[Aim of the exercise]
Each line below should be set down again unchanged.

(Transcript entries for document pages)
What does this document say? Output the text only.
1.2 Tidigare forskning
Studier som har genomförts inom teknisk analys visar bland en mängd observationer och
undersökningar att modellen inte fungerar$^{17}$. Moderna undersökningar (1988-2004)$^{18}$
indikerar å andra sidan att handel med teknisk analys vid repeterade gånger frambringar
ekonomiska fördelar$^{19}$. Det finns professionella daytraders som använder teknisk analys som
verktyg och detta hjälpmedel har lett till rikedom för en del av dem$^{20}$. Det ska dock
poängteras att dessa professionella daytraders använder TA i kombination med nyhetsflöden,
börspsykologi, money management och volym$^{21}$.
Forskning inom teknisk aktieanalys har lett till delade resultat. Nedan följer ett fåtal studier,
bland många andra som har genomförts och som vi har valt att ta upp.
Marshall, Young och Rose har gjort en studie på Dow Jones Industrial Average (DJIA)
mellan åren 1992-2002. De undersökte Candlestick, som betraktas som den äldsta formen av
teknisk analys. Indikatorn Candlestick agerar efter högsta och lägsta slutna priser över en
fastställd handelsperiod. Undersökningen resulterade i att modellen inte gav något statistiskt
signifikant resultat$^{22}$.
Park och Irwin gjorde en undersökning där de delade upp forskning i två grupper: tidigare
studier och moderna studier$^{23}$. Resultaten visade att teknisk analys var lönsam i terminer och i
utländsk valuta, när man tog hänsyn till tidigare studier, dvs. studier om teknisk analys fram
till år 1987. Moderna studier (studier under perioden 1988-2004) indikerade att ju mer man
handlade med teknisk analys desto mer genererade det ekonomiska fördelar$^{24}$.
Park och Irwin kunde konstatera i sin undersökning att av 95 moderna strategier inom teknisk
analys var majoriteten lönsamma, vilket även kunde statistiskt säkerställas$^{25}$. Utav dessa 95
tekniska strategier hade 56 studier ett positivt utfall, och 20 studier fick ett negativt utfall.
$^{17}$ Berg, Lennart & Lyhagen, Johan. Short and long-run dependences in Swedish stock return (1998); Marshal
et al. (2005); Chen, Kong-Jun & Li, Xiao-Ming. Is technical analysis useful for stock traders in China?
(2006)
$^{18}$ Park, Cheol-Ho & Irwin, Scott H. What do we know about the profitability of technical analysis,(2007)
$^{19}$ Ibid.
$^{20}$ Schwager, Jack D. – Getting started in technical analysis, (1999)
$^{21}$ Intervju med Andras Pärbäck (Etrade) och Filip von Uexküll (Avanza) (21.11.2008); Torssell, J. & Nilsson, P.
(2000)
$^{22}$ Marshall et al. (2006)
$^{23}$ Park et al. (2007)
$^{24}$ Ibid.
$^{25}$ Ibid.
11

[Answer to this task]
What does this document say? Output the text only.
1.2 Tidigare forskning
Studier som har genomförts inom teknisk analys visar bland en mängd observationer och
undersökningar att modellen inte fungerar$^{17}$. Moderna undersökningar (1988-2004)$^{18}$
indikerar å andra sidan att handel med teknisk analys vid repeterade gånger frambringar
ekonomiska fördelar$^{19}$. Det finns professionella daytraders som använder teknisk analys som
verktyg och detta hjälpmedel har lett till rikedom för en del av dem$^{20}$. Det ska dock
poängteras att dessa professionella daytraders använder TA i kombination med nyhetsflöden,
börspsykologi, money management och volym$^{21}$.
Forskning inom teknisk aktieanalys har lett till delade resultat. Nedan följer ett fåtal studier,
bland många andra som har genomförts och som vi har valt att ta upp.
Marshall, Young och Rose har gjort en studie på Dow Jones Industrial Average (DJIA)
mellan åren 1992-2002. De undersökte Candlestick, som betraktas som den äldsta formen av
teknisk analys. Indikatorn Candlestick agerar efter högsta och lägsta slutna priser över en
fastställd handelsperiod. Undersökningen resulterade i att modellen inte gav något statistiskt
signifikant resultat$^{22}$.
Park och Irwin gjorde en undersökning där de delade upp forskning i två grupper: tidigare
studier och moderna studier$^{23}$. Resultaten visade att teknisk analys var lönsam i terminer och i
utländsk valuta, när man tog hänsyn till tidigare studier, dvs. studier om teknisk analys fram
till år 1987. Moderna studier (studier under perioden 1988-2004) indikerade att ju mer man
handlade med teknisk analys desto mer genererade det ekonomiska fördelar$^{24}$.
Park och Irwin kunde konstatera i sin undersökning att av 95 moderna strategier inom teknisk
analys var majoriteten lönsamma, vilket även kunde statistiskt säkerställas$^{25}$. Utav dessa 95
tekniska strategier hade 56 studier ett positivt utfall, och 20 studier fick ett negativt utfall.
$^{17}$ Berg, Lennart & Lyhagen, Johan. Short and long-run dependences in Swedish stock return (1998); Marshal
et al. (2005); Chen, Kong-Jun & Li, Xiao-Ming. Is technical analysis useful for stock traders in China?
(2006)
$^{18}$ Park, Cheol-Ho & Irwin, Scott H. What do we know about the profitability of technical analysis,(2007)
$^{19}$ Ibid.
$^{20}$ Schwager, Jack D. – Getting started in technical analysis, (1999)
$^{21}$ Intervju med Andras Pärbäck (Etrade) och Filip von Uexküll (Avanza) (21.11.2008); Torssell, J. & Nilsson, P.
(2000)
$^{22}$ Marshall et al. (2006)
$^{23}$ Park et al. (2007)
$^{24}$ Ibid.
$^{25}$ Ibid.
11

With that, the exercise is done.